◆ **EXTRACTED MATERIAL**
#####

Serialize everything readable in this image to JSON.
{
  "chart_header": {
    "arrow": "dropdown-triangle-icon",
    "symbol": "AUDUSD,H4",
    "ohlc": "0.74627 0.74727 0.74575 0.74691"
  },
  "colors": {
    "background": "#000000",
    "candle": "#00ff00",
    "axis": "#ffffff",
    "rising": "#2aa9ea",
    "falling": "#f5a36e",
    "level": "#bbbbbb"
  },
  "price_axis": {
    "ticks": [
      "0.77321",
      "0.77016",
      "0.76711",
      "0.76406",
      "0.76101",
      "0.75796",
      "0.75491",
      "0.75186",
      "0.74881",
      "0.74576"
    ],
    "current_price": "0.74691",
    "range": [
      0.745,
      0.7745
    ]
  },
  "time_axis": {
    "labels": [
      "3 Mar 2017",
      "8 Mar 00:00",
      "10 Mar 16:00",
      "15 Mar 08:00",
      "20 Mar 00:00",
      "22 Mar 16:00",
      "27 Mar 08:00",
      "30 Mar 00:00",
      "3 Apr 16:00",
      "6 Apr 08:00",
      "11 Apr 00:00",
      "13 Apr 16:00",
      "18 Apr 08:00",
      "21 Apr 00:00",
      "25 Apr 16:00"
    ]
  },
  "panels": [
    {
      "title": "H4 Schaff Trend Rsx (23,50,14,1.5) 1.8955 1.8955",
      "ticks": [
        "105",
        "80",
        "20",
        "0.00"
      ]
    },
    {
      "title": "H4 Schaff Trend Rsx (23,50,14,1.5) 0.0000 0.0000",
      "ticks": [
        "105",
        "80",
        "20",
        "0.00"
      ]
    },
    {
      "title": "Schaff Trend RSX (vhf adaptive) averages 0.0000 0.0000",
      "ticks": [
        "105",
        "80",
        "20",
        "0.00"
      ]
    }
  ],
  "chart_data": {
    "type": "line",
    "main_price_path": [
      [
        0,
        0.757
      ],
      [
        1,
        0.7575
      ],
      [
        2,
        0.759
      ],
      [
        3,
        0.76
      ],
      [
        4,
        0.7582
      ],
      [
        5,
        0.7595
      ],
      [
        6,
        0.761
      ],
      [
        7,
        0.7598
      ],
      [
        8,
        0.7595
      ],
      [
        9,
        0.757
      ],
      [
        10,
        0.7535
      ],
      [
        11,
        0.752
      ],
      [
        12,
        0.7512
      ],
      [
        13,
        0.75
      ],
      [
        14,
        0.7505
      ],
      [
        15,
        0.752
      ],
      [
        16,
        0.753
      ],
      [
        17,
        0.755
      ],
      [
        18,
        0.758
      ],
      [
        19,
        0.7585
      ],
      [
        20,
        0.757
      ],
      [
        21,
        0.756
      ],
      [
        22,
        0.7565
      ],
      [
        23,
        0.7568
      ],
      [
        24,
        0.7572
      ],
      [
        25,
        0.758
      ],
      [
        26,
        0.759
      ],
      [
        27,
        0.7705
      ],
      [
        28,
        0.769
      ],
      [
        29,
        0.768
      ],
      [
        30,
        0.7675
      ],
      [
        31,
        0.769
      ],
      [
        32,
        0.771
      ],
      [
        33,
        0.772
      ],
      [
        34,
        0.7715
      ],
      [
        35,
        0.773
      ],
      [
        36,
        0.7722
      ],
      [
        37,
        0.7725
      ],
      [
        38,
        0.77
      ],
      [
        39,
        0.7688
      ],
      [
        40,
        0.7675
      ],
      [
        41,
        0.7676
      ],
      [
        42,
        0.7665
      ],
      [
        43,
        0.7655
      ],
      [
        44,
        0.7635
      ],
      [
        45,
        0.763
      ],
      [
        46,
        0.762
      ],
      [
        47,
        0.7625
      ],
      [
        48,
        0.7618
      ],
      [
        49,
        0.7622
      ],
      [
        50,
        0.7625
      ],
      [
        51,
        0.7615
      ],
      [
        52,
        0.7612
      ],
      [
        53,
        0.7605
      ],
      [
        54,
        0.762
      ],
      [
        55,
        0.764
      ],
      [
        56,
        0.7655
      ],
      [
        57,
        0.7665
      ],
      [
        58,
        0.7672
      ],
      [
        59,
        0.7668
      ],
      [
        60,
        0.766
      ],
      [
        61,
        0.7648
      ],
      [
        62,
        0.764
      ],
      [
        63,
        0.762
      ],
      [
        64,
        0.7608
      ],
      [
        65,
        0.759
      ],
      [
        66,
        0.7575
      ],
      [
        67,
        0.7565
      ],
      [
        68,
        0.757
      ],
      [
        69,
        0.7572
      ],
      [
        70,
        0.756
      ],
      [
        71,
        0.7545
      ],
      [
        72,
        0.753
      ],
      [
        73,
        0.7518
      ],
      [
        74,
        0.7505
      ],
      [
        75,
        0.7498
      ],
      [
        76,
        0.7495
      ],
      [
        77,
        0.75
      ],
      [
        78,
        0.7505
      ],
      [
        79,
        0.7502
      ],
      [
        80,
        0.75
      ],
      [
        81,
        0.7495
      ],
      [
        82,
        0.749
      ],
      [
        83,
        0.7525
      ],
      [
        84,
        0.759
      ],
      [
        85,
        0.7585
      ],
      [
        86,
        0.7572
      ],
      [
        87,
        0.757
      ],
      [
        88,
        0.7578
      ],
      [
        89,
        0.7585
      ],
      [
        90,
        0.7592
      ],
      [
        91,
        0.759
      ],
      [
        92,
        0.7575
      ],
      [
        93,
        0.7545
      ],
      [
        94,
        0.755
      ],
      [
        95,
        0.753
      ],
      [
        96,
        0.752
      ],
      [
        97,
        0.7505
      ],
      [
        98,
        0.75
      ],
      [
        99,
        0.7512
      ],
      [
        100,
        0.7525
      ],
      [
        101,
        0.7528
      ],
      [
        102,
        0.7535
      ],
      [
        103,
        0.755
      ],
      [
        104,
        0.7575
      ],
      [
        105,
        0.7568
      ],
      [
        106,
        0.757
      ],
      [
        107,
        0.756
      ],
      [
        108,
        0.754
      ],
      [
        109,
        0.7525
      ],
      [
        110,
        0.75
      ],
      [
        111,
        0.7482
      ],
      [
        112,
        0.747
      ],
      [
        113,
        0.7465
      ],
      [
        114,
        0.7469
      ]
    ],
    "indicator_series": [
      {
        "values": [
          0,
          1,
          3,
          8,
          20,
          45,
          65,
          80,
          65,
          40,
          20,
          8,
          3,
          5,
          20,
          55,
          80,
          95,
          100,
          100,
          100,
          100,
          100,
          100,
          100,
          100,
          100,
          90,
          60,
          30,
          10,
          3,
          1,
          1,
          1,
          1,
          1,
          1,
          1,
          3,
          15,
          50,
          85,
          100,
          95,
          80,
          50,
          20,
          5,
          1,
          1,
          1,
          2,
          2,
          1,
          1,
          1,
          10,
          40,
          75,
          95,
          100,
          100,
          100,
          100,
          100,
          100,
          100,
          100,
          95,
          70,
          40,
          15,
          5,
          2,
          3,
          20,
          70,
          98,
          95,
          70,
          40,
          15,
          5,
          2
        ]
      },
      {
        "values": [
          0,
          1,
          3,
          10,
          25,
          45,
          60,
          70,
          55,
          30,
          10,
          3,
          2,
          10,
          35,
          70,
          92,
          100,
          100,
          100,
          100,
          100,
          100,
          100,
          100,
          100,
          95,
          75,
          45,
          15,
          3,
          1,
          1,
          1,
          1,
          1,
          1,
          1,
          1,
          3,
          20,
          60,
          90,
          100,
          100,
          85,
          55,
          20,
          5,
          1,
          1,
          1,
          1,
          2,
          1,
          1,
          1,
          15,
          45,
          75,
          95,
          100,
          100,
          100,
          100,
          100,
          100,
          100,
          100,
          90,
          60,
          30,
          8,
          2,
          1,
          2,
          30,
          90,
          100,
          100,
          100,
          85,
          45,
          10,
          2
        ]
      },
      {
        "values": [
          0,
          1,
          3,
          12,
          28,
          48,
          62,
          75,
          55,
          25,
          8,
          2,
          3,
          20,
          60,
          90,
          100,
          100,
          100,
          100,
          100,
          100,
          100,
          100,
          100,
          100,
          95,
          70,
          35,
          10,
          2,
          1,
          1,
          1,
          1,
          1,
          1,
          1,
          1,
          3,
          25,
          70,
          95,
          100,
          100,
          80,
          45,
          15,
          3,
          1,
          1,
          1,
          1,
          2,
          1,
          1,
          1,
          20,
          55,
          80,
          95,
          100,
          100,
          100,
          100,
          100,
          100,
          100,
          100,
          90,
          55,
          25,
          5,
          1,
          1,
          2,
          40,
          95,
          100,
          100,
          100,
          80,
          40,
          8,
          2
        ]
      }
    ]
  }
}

#####

◆ **WHAT IS NEEDED**
Look through the entries and return every line where "Schaff" appears.

◆ **TASK RESPONSE**
      "title": "H4 Schaff Trend Rsx (23,50,14,1.5) 1.8955 1.8955",
      "title": "H4 Schaff Trend Rsx (23,50,14,1.5) 0.0000 0.0000",
      "title": "Schaff Trend RSX (vhf adaptive) averages 0.0000 0.0000",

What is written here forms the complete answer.